▶ [Goal]
Look through the data below. Show each line where the string "rappelant" occurs.

▶ [Extracted records]
>>
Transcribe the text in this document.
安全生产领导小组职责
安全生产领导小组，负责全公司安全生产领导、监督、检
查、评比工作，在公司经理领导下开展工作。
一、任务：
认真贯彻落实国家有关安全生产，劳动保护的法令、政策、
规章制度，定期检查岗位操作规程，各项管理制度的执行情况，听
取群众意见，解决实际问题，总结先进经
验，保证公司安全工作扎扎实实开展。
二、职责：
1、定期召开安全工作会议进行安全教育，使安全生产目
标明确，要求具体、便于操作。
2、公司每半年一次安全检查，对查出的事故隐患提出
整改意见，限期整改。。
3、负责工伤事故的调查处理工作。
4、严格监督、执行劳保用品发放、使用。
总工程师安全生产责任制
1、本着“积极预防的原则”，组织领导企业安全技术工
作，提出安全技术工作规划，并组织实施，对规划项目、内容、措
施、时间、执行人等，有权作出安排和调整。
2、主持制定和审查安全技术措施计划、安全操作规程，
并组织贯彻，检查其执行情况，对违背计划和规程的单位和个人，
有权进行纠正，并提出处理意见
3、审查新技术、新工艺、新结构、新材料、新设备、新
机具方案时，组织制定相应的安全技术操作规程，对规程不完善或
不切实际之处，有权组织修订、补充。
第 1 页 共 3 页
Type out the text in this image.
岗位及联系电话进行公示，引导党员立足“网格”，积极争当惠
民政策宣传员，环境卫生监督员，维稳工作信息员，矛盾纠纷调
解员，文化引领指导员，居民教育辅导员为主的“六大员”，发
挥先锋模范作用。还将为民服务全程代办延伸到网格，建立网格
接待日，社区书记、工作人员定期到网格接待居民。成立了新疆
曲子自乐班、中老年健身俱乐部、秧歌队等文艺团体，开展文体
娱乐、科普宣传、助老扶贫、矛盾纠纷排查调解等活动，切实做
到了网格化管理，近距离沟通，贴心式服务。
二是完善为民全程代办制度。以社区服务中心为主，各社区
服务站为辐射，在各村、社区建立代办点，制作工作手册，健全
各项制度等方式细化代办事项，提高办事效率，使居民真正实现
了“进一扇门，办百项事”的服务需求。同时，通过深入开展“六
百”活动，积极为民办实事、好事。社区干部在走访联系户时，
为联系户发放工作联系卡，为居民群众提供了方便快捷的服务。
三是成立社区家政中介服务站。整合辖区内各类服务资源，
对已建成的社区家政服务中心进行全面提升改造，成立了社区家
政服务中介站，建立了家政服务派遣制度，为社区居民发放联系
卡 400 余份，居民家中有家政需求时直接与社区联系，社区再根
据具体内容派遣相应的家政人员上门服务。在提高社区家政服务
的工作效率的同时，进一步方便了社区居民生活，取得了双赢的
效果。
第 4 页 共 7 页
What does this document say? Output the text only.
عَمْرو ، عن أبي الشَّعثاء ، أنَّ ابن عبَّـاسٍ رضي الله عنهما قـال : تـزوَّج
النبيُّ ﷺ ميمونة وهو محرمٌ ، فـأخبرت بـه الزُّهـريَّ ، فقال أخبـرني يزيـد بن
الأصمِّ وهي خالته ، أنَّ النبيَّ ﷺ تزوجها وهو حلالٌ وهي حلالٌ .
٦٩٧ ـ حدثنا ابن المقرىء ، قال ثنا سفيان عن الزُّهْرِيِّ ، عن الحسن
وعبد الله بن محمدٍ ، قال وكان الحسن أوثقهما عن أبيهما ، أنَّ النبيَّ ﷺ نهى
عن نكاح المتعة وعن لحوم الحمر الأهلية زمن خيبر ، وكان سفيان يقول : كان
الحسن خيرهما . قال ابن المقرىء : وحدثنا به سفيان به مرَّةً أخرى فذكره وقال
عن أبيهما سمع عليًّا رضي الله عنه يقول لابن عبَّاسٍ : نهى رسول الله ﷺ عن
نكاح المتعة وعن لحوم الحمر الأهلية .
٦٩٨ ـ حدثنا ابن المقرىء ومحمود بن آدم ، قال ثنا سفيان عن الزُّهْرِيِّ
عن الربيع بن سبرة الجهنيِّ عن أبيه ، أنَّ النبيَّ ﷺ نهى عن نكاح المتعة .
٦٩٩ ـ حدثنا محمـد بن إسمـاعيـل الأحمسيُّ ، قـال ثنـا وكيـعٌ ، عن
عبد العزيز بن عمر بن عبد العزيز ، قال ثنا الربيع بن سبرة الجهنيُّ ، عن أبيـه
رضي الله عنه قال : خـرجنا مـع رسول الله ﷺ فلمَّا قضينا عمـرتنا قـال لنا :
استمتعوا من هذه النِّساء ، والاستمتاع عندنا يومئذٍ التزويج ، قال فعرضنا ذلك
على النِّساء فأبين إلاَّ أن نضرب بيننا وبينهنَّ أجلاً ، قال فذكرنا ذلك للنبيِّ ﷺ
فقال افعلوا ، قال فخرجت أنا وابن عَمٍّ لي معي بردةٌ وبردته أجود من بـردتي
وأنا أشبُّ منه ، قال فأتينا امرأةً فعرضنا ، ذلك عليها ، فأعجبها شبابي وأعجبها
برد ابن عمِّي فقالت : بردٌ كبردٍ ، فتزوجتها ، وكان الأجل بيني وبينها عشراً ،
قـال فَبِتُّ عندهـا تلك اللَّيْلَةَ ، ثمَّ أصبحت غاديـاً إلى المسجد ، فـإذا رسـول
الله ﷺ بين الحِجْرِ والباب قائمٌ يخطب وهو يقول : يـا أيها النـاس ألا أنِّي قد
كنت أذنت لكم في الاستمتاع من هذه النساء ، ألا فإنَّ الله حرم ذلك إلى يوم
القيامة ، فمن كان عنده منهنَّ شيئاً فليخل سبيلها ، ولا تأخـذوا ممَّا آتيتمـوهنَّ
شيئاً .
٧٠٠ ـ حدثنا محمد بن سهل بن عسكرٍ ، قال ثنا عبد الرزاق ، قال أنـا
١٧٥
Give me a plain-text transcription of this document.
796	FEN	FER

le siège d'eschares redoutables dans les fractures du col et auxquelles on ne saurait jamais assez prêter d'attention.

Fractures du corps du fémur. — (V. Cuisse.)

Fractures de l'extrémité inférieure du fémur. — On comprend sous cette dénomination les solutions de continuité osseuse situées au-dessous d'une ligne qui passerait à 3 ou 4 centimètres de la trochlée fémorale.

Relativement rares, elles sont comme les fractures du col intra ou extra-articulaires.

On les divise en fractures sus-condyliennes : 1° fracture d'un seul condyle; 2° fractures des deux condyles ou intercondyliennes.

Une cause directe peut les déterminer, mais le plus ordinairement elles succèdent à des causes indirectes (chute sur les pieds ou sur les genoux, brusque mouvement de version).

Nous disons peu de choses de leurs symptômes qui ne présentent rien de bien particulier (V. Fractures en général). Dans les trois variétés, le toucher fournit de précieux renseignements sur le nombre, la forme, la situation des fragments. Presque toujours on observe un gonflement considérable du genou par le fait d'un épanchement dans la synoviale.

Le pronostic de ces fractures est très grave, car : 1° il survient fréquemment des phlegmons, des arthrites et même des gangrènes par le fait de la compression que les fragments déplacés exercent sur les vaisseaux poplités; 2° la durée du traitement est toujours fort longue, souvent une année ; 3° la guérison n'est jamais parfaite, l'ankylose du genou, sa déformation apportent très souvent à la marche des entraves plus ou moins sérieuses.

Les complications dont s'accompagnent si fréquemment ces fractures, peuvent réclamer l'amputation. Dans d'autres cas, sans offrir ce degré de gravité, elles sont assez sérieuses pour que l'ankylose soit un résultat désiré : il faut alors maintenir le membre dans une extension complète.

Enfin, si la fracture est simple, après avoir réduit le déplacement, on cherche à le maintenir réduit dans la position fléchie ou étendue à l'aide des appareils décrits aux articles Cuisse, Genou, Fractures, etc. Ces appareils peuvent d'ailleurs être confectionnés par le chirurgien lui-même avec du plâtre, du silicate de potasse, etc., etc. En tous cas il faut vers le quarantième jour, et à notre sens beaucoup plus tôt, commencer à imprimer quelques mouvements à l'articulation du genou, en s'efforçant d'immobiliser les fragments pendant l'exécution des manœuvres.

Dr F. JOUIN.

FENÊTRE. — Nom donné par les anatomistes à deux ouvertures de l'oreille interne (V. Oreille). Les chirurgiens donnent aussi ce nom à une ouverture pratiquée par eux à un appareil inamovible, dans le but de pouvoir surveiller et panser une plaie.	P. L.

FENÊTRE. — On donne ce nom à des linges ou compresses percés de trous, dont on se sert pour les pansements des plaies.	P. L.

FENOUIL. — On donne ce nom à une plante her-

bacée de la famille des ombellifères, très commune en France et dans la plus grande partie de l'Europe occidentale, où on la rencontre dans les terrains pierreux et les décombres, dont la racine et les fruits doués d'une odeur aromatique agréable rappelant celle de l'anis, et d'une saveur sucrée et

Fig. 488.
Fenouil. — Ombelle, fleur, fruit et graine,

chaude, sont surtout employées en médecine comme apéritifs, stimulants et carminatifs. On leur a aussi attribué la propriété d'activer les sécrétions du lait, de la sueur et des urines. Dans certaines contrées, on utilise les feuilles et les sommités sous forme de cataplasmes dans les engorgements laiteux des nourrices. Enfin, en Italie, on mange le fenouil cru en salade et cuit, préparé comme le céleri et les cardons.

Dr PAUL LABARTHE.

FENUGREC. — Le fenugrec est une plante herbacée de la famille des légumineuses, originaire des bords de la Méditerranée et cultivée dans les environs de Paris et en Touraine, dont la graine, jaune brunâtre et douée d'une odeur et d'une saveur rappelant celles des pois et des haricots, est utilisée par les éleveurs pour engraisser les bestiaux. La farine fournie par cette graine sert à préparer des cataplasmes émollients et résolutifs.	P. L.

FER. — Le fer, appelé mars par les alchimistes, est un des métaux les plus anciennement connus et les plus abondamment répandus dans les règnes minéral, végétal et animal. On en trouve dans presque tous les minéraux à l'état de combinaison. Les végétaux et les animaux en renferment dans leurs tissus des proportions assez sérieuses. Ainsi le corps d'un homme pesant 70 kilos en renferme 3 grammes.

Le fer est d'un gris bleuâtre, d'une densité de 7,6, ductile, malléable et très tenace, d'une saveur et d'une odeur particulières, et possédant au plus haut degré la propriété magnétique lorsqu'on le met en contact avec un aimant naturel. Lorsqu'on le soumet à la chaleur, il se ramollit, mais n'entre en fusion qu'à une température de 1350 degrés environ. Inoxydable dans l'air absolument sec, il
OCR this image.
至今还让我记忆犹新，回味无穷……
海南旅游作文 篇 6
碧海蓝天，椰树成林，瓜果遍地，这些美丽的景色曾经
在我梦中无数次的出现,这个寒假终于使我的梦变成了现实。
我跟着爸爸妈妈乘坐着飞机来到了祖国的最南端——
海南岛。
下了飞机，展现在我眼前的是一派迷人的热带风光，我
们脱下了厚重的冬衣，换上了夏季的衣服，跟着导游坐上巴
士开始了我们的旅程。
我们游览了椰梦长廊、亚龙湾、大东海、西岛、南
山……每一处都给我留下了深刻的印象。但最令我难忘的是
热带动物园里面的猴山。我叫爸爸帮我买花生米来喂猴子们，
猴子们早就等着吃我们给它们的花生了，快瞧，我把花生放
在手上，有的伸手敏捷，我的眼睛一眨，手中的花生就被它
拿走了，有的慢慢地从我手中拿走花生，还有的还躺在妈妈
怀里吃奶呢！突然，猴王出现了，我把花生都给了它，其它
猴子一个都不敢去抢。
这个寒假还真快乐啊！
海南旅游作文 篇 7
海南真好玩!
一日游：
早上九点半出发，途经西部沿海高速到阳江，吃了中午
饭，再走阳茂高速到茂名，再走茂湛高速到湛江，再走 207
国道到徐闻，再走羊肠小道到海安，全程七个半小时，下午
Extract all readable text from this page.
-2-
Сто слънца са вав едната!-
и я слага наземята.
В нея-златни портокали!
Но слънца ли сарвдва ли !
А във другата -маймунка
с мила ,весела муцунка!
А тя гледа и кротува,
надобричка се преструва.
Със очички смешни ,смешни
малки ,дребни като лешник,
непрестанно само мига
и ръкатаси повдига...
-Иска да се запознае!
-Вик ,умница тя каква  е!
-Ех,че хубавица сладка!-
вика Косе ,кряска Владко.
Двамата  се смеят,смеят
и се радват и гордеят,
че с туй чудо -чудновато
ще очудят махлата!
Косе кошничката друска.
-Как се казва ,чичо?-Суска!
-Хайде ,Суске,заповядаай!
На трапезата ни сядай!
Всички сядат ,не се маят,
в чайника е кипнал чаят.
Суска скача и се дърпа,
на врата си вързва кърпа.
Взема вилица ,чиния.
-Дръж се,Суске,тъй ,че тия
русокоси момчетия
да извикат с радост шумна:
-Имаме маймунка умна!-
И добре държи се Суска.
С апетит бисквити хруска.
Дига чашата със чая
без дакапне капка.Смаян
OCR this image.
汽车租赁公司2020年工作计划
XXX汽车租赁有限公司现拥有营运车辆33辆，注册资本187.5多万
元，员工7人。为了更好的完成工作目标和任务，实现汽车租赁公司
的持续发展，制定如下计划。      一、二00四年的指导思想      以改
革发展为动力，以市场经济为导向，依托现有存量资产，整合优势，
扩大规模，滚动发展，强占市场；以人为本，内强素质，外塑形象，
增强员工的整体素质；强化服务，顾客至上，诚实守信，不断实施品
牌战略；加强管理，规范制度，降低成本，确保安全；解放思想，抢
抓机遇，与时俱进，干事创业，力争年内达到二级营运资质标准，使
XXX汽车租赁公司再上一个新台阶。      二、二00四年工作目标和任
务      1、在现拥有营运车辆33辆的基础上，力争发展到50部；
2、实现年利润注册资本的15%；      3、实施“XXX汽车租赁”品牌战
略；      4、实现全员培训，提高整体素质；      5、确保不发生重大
<<
▶ [Finished answer]
bacée de la famille des ombellifères, très commune en France et dans la plus grande partie de l'Europe occidentale, où on la rencontre dans les terrains pierreux et les décombres, dont la racine et les fruits doués d'une odeur aromatique agréable rappelant celle de l'anis, et d'une saveur sucrée et
FENUGREC. — Le fenugrec est une plante herbacée de la famille des légumineuses, originaire des bords de la Méditerranée et cultivée dans les environs de Paris et en Touraine, dont la graine, jaune brunâtre et douée d'une odeur et d'une saveur rappelant celles des pois et des haricots, est utilisée par les éleveurs pour engraisser les bestiaux. La farine fournie par cette graine sert à préparer des cataplasmes émollients et résolutifs.	P. L.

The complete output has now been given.